■ What needs to be done
Copy each line below that contains "tháng".

<<<<

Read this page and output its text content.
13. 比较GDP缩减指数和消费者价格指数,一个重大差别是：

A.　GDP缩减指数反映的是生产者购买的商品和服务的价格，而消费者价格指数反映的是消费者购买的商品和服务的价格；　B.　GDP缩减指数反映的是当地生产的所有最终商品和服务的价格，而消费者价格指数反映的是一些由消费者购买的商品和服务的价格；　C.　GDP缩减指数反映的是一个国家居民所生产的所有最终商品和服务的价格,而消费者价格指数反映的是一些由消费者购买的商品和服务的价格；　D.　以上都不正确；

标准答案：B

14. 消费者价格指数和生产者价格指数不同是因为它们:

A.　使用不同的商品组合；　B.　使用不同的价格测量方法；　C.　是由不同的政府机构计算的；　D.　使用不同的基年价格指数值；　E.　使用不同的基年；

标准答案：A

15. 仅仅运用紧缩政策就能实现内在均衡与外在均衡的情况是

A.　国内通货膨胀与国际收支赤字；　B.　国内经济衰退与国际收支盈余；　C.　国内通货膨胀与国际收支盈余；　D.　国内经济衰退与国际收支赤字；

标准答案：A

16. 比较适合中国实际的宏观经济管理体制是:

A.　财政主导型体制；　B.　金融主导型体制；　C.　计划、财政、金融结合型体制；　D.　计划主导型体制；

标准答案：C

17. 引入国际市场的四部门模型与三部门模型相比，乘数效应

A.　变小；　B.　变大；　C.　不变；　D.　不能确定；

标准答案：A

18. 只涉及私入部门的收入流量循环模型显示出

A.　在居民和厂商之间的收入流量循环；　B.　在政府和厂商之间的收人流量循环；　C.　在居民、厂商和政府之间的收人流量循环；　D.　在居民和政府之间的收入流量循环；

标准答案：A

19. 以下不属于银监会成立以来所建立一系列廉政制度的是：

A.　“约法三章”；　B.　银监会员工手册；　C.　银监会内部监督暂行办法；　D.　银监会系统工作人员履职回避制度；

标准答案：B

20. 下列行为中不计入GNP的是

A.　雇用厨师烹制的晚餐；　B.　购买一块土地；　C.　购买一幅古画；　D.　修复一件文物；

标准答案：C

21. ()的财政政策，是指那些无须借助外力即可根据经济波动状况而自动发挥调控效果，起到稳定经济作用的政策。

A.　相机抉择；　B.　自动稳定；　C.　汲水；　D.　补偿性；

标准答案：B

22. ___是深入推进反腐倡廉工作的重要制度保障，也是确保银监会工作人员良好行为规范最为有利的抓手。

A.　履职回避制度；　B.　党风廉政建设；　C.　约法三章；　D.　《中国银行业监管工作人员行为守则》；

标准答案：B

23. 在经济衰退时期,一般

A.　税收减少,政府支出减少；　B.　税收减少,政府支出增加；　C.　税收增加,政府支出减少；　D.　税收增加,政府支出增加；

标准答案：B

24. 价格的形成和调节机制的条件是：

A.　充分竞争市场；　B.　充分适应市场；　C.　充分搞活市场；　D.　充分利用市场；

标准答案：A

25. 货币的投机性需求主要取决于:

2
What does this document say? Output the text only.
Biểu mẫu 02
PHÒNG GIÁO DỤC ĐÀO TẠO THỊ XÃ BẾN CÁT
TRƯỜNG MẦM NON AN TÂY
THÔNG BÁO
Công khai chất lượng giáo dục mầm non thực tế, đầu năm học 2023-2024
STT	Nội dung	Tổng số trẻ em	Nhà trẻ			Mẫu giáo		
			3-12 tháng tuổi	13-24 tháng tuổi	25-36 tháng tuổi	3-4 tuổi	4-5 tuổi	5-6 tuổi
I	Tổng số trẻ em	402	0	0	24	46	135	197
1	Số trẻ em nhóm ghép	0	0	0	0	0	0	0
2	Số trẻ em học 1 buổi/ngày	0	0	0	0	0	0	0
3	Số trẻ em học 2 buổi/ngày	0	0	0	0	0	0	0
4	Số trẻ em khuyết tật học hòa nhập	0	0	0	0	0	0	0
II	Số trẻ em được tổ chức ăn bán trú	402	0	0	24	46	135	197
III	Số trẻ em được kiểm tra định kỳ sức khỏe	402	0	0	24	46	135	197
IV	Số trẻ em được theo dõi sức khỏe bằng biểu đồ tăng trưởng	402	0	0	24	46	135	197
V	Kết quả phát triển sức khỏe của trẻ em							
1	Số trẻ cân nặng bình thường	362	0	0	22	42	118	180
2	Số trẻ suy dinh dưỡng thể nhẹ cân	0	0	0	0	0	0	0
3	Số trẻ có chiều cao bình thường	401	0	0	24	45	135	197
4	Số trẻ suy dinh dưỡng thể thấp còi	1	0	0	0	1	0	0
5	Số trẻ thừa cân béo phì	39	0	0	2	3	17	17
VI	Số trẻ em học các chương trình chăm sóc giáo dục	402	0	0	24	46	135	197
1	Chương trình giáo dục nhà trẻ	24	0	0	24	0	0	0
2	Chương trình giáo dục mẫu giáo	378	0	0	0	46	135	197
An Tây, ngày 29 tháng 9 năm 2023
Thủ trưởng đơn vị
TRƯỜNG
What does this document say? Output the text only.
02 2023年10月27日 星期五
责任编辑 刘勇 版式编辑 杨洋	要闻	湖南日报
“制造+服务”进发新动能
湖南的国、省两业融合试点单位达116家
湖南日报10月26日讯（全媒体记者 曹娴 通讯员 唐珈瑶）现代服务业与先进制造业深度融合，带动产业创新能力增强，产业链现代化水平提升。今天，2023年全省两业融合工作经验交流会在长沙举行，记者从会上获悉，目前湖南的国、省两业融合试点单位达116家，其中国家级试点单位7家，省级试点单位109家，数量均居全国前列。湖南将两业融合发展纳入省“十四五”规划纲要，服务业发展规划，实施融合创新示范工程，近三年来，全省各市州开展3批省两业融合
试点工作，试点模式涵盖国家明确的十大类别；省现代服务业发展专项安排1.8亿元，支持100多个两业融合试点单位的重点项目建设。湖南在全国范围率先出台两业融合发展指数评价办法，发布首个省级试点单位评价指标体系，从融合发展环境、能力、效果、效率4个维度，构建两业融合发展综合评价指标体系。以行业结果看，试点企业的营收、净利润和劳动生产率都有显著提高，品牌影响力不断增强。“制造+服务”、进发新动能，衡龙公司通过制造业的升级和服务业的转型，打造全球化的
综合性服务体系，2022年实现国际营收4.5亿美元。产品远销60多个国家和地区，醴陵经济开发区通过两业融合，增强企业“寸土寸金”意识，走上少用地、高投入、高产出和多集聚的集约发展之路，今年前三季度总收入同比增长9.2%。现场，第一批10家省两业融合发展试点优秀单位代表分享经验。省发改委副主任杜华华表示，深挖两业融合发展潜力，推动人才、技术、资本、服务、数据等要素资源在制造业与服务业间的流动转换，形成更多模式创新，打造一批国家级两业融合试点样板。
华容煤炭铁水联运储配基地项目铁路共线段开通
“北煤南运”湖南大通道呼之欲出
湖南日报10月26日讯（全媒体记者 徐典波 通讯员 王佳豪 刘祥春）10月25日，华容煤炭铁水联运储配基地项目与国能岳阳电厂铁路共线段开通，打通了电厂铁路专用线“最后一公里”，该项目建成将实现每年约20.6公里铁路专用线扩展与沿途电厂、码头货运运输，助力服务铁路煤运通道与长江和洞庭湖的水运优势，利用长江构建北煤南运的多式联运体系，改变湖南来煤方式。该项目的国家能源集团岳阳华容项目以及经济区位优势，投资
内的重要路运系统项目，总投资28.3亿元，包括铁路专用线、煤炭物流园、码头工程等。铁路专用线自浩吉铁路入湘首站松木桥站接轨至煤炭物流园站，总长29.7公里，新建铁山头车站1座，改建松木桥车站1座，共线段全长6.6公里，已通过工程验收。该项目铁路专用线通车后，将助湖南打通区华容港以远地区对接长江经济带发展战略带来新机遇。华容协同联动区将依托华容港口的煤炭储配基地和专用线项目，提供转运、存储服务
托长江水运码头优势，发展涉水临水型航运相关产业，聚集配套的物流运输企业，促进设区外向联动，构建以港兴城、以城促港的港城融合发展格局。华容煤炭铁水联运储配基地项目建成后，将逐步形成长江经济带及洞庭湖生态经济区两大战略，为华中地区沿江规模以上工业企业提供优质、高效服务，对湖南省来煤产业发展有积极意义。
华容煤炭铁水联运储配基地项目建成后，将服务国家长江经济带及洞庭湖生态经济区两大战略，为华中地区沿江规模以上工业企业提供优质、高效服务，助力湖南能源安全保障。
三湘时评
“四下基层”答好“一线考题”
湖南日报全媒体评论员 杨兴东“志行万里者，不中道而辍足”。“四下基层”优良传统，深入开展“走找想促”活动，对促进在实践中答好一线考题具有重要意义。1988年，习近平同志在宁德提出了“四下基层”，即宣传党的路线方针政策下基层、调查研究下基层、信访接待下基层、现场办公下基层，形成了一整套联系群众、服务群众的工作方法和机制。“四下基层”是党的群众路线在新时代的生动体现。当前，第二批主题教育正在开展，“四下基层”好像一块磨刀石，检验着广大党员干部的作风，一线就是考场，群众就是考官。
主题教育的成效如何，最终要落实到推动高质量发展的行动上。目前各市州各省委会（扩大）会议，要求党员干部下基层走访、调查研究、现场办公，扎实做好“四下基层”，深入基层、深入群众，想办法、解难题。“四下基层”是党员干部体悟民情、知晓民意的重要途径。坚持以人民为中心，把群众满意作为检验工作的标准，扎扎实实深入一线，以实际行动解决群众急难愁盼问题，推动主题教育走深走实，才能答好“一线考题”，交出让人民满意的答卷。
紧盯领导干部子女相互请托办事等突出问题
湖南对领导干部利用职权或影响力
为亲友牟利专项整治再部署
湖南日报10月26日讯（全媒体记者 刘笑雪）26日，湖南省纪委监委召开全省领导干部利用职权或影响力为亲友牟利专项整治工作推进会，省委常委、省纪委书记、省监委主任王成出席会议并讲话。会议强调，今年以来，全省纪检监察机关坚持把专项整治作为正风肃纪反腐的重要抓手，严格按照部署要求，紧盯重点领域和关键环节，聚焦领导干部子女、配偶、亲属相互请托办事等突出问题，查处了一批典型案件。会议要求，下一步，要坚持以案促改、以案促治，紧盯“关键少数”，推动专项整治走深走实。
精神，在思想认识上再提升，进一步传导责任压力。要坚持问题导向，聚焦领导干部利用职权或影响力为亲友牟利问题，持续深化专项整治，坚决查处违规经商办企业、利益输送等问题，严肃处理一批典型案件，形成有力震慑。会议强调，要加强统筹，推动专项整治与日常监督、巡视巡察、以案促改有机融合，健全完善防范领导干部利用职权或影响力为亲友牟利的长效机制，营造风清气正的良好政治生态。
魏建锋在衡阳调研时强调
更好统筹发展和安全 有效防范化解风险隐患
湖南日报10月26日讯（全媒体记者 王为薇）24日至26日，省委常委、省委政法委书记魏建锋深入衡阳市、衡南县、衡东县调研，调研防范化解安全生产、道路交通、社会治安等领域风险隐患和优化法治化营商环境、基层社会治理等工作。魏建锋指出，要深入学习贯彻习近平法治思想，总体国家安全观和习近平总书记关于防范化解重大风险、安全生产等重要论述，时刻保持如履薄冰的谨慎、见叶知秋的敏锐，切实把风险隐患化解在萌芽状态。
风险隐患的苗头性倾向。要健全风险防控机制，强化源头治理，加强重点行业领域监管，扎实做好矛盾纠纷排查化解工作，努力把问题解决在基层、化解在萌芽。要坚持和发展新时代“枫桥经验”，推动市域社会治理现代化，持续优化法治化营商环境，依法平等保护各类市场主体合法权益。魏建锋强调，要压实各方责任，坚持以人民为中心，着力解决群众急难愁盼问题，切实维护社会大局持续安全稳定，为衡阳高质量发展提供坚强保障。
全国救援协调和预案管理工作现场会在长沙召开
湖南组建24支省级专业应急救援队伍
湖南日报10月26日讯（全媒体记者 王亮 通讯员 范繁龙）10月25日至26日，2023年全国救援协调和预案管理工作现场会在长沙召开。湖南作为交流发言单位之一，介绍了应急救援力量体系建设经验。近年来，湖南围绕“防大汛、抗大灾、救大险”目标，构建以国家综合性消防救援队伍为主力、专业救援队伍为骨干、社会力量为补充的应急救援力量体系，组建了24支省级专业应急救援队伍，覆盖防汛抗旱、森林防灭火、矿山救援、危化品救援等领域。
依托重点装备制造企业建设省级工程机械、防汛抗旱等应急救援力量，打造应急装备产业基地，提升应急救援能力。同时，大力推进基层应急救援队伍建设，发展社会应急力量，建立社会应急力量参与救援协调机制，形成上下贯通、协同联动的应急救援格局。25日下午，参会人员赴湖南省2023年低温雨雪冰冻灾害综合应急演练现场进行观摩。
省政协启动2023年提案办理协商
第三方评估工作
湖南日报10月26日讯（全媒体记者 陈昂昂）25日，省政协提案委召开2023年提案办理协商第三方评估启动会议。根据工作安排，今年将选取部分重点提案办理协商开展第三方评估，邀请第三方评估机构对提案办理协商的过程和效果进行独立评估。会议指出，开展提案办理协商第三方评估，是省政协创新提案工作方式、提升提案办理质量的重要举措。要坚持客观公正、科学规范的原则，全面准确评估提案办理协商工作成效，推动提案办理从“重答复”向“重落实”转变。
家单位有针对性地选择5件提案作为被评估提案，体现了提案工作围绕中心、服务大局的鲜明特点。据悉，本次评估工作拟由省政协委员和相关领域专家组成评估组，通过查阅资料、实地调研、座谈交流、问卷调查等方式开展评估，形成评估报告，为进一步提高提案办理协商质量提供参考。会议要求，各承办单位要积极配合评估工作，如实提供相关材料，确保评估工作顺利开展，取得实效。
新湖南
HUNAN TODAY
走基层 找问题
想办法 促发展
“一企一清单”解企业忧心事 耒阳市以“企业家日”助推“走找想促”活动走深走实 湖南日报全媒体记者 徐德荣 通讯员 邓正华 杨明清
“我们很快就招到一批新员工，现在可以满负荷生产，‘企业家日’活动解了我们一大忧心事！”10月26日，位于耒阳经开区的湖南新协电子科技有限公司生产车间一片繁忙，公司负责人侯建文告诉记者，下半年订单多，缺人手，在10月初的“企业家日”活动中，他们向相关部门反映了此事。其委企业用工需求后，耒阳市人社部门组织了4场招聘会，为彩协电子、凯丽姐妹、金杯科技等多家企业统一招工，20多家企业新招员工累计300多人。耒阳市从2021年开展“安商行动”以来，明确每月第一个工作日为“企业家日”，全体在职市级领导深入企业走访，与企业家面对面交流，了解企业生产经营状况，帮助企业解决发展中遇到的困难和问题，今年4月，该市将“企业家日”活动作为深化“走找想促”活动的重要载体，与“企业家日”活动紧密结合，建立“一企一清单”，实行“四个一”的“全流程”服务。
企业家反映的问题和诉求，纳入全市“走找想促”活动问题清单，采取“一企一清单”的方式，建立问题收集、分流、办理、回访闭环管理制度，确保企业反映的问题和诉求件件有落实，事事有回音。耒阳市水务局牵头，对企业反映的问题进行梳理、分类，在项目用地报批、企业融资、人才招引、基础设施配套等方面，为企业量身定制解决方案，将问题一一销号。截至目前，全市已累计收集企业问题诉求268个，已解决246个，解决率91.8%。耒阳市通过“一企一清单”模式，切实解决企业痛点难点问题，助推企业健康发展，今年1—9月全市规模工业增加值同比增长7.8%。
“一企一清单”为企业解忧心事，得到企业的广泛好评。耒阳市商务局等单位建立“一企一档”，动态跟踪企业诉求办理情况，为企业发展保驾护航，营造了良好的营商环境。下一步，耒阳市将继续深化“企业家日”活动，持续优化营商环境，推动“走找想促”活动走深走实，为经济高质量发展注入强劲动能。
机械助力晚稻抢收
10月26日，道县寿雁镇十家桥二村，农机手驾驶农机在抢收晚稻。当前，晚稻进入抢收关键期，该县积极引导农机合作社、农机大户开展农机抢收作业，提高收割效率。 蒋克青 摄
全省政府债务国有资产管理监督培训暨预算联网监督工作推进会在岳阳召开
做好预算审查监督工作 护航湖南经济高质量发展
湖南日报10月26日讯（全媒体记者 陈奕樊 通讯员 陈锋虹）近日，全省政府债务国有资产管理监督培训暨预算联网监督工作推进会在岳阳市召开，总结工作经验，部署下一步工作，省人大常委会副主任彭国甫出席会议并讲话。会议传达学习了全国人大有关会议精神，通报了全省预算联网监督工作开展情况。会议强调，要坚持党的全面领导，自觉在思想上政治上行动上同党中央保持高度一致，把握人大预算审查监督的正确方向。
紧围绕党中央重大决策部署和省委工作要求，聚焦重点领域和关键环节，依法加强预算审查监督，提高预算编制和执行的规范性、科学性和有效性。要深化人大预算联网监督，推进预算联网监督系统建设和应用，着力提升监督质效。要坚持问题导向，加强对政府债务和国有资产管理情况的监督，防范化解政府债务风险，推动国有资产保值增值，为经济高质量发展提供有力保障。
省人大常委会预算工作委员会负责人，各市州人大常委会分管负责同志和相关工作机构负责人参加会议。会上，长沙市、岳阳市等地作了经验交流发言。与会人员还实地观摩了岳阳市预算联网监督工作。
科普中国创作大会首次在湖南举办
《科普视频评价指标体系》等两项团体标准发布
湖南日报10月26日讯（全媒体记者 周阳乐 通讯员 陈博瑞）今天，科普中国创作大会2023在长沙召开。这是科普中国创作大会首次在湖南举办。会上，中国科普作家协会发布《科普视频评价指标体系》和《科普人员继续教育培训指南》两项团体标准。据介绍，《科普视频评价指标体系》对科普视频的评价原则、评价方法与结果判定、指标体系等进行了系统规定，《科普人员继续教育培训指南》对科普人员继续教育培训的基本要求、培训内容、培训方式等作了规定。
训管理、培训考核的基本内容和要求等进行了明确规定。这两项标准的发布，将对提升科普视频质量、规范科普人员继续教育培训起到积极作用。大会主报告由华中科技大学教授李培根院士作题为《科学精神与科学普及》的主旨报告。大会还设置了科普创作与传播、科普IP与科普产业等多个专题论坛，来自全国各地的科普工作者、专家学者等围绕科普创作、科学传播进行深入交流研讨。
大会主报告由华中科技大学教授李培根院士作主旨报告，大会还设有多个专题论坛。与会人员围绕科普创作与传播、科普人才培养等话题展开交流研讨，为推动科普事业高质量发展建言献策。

>>>>

■ Answer to the problem
			3-12 tháng tuổi	13-24 tháng tuổi	25-36 tháng tuổi	3-4 tuổi	4-5 tuổi	5-6 tuổi
An Tây, ngày 29 tháng 9 năm 2023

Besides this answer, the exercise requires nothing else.